-- GOAL OF THE EXERCISE --
Wherever the word "cartas" appears in a line, extract that line.

═════ DATA TO PROCESS ═════

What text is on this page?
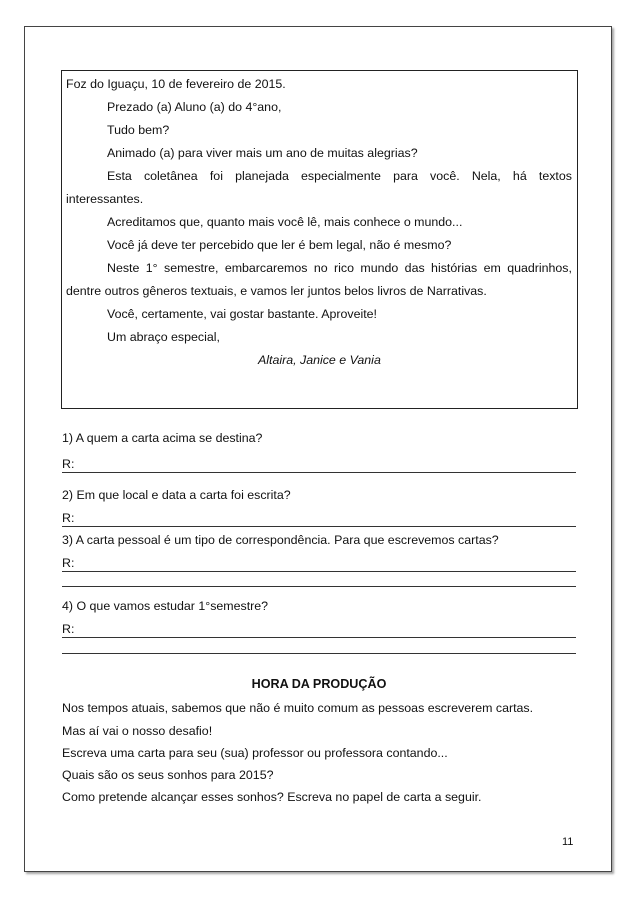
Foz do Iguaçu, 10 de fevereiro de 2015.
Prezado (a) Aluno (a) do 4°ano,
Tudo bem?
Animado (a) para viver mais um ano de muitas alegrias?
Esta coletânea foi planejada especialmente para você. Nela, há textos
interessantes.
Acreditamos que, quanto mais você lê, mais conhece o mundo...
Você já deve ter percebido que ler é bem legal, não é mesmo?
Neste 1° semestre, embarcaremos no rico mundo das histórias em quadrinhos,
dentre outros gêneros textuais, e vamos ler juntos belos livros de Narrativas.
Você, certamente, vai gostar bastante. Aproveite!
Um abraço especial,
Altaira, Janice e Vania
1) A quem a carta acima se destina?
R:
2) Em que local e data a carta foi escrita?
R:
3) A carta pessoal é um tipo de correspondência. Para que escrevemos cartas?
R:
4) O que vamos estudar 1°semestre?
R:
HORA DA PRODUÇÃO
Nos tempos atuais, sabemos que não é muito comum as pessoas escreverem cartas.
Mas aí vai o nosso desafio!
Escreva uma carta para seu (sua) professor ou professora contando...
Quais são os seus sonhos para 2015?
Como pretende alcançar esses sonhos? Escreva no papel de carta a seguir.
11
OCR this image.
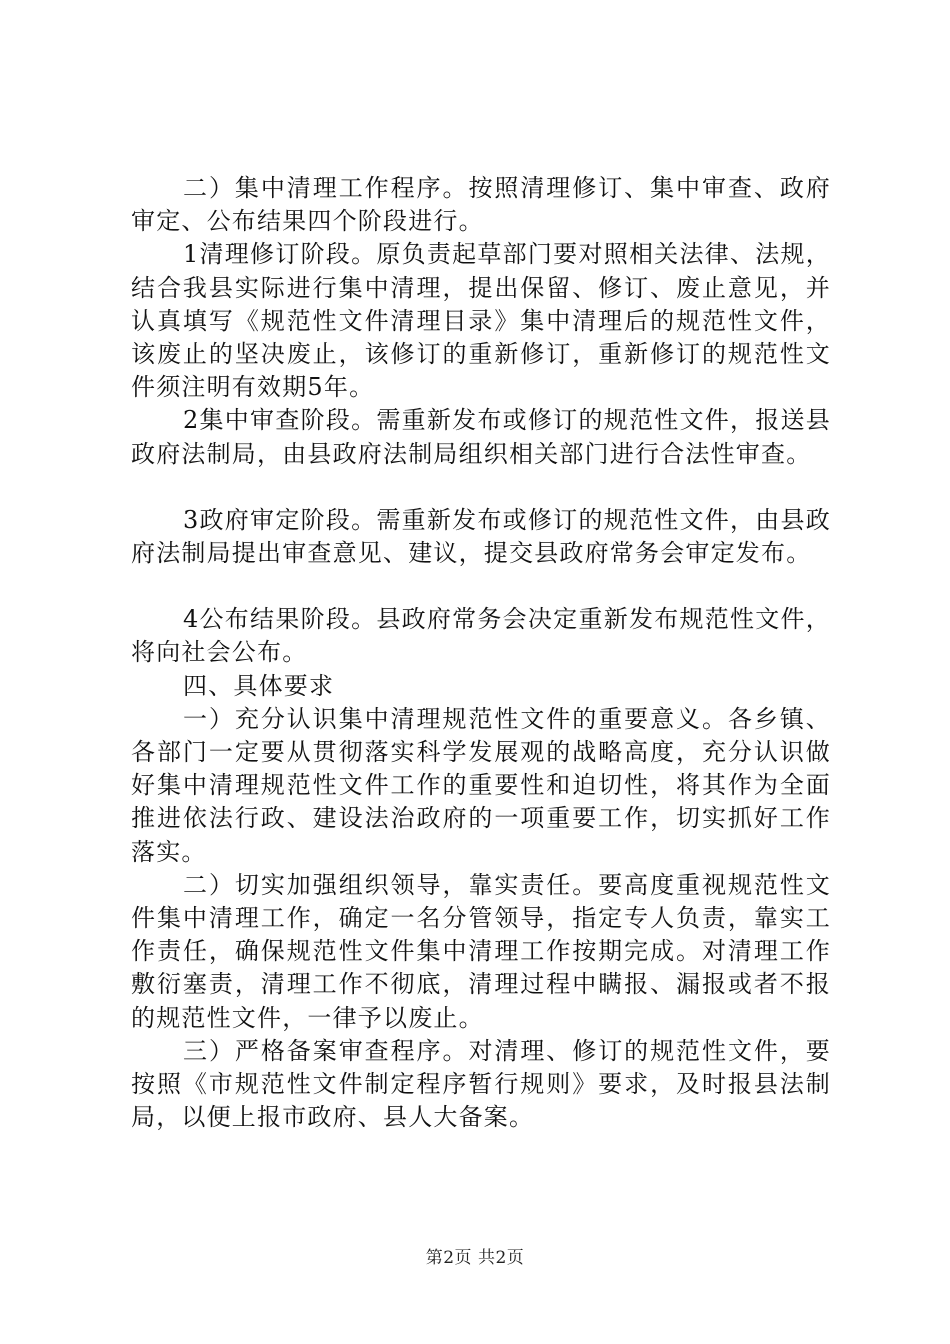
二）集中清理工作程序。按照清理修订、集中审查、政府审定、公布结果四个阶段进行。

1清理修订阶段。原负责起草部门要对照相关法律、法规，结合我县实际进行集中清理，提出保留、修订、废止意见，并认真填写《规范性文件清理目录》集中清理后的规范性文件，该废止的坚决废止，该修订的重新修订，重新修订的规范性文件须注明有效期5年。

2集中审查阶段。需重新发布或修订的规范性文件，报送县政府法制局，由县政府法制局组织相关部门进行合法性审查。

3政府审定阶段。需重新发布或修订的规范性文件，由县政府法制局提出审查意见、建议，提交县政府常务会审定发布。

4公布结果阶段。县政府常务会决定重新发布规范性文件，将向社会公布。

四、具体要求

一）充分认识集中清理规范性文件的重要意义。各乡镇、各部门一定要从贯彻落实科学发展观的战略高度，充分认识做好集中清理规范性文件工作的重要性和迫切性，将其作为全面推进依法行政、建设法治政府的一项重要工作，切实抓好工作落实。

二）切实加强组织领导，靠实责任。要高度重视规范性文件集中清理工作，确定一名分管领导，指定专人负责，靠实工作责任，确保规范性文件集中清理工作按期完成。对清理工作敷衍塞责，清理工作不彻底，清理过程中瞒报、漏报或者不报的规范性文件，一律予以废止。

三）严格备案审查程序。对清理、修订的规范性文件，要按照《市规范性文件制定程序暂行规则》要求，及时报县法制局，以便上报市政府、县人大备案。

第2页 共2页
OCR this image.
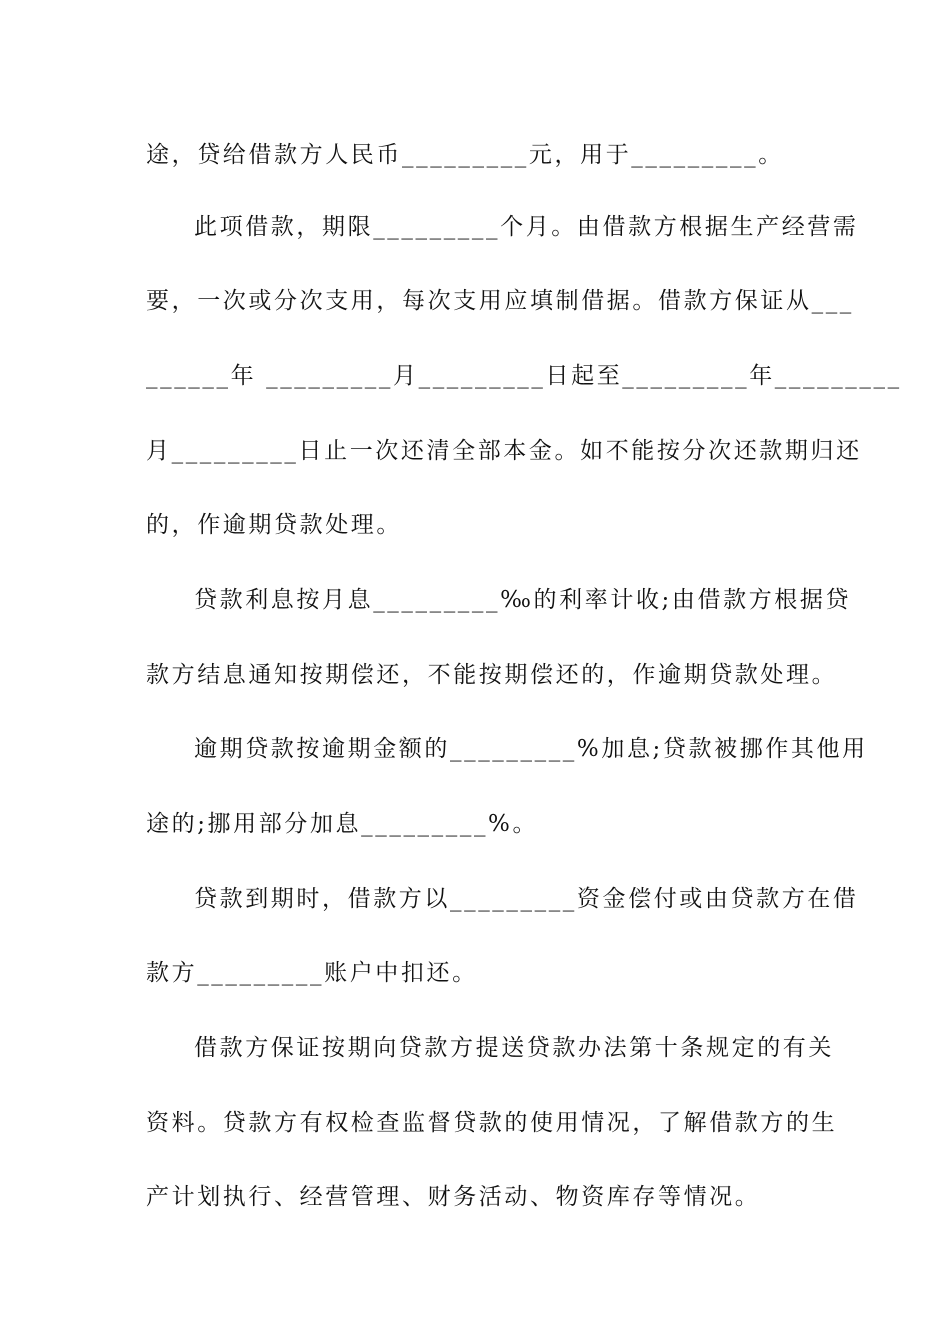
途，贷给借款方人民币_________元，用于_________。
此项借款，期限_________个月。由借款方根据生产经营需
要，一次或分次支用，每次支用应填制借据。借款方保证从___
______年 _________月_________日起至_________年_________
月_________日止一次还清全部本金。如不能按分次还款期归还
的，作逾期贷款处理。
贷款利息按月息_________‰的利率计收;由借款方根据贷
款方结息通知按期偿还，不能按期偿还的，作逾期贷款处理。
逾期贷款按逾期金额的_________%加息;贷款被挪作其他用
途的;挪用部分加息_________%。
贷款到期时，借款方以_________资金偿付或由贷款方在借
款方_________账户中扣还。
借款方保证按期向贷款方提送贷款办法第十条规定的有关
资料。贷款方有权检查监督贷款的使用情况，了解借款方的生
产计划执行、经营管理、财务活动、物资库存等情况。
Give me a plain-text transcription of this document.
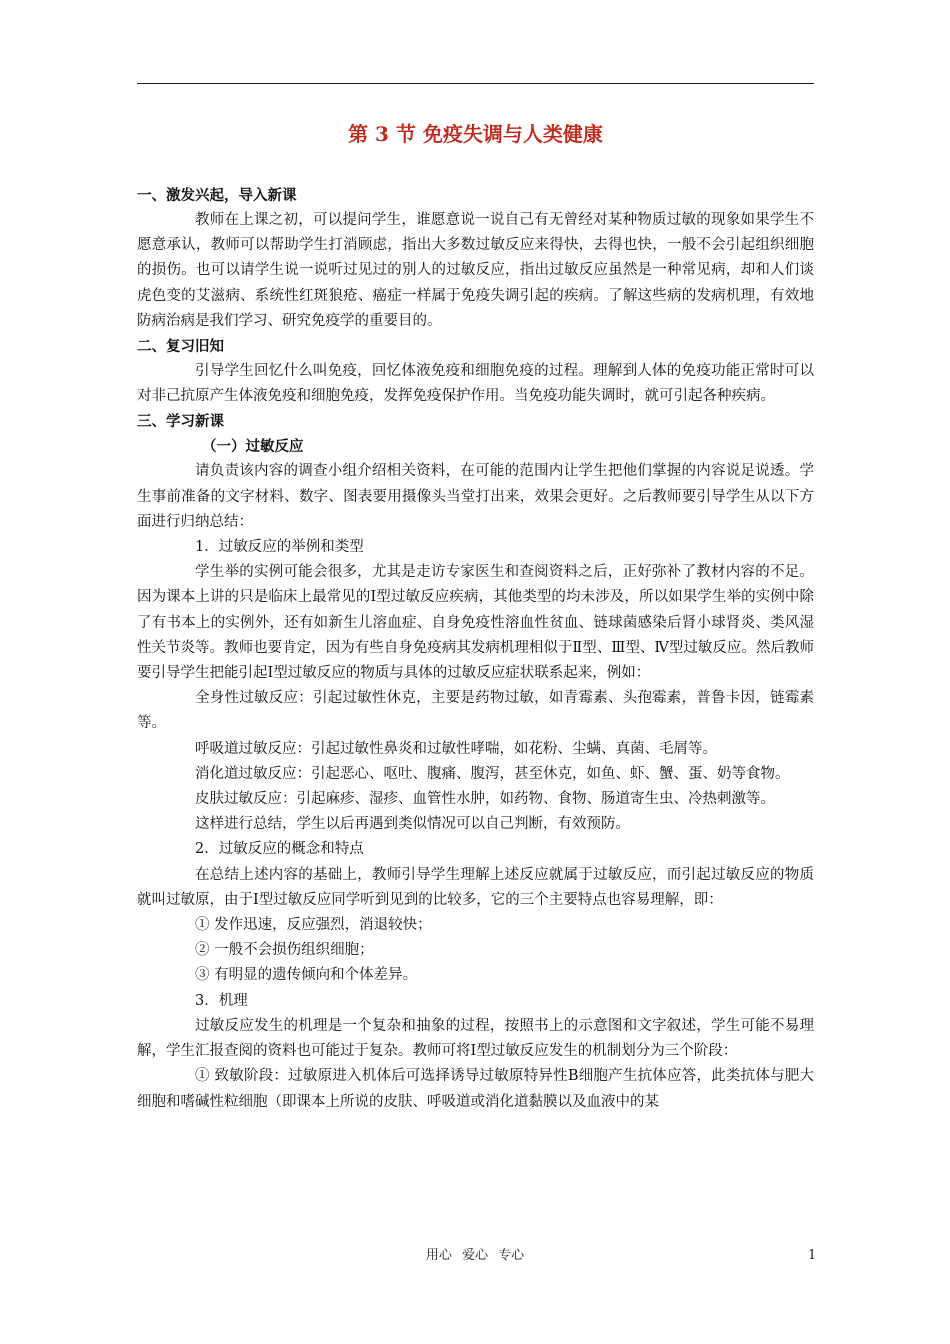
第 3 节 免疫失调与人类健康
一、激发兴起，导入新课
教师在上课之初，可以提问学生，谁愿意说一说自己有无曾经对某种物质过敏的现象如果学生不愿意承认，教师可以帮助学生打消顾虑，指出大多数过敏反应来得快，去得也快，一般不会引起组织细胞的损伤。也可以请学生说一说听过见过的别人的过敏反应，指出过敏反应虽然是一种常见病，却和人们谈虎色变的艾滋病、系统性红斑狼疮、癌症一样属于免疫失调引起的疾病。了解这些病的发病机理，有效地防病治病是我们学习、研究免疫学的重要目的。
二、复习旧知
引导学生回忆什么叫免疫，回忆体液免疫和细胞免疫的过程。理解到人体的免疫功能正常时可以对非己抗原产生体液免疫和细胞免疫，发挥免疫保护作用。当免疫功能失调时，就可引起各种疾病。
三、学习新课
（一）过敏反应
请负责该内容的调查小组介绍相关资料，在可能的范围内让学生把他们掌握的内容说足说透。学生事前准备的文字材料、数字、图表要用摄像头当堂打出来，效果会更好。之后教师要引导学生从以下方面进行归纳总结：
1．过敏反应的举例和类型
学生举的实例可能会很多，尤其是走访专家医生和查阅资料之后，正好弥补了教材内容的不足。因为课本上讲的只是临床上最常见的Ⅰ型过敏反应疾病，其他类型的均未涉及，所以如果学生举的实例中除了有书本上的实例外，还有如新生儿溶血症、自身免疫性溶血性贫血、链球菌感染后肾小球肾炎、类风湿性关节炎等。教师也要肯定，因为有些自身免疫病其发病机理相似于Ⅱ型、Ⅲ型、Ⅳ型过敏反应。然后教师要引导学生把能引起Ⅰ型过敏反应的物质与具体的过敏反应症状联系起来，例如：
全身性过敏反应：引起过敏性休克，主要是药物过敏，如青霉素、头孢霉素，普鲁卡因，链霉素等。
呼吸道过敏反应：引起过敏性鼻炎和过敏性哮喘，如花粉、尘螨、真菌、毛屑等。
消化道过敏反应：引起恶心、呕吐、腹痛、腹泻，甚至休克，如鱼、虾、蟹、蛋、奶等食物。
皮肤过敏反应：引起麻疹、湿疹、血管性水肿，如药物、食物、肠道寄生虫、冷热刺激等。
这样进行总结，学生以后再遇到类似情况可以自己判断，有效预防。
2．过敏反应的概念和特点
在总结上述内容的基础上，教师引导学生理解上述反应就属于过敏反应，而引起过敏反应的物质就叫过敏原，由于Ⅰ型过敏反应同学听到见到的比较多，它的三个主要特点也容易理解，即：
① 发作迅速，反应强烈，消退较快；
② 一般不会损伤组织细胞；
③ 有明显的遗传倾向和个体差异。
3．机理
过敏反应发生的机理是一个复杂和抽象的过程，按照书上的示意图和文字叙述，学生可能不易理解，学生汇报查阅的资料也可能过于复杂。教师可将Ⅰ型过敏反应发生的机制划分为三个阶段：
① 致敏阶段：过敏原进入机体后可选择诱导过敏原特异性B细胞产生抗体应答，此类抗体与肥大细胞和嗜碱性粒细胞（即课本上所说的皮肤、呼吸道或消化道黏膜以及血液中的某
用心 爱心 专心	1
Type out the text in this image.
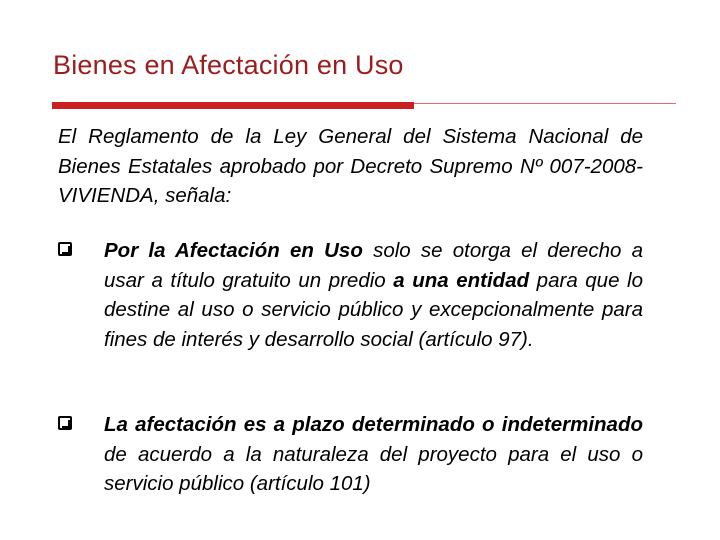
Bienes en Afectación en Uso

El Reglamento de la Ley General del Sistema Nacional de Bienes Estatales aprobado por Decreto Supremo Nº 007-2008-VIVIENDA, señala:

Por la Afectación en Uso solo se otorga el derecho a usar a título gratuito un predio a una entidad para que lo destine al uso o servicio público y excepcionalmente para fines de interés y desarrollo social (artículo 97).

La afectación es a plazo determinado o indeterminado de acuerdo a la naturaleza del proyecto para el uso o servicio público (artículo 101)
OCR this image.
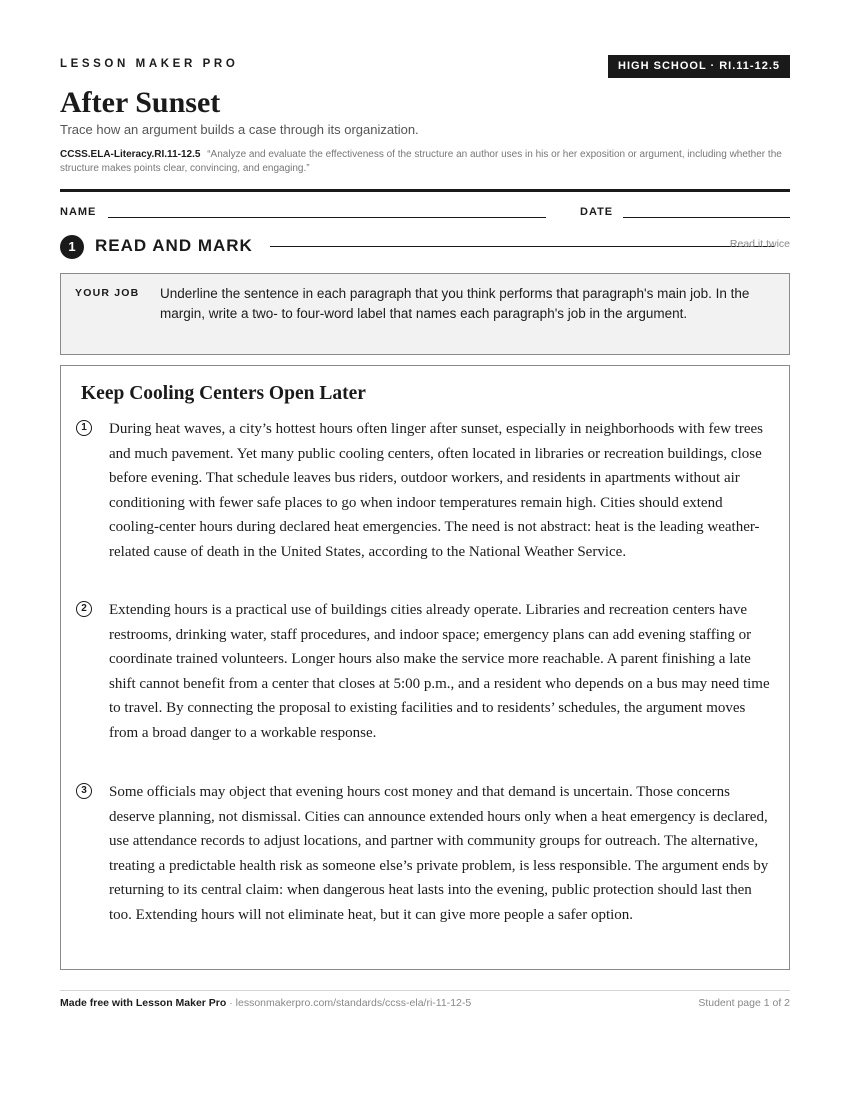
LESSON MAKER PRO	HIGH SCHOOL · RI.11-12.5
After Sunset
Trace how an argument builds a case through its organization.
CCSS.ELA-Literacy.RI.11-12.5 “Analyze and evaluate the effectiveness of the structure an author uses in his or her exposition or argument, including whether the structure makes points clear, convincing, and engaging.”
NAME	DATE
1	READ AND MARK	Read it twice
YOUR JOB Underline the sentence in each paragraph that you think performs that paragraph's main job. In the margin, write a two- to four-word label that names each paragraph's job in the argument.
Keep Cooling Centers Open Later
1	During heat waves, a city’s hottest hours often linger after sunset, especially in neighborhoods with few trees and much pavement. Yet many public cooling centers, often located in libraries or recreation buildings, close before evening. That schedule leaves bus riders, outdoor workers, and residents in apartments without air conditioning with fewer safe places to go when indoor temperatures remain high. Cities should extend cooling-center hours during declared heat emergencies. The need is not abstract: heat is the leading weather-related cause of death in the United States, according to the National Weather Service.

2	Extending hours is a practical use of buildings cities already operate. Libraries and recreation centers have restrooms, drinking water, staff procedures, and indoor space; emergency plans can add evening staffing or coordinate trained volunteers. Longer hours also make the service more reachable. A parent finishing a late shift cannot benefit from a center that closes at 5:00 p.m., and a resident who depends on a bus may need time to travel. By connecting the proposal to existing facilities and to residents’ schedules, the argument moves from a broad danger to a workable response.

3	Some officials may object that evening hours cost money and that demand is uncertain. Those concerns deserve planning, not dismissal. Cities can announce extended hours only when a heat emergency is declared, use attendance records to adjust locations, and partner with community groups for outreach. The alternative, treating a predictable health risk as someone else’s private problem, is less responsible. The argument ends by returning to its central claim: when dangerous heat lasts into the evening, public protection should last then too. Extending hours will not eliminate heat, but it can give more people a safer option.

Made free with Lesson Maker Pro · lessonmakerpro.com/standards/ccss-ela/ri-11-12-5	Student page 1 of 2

═════

-- RESPONSE --
3) A carta pessoal é um tipo de correspondência. Para que escrevemos cartas?
Nos tempos atuais, sabemos que não é muito comum as pessoas escreverem cartas.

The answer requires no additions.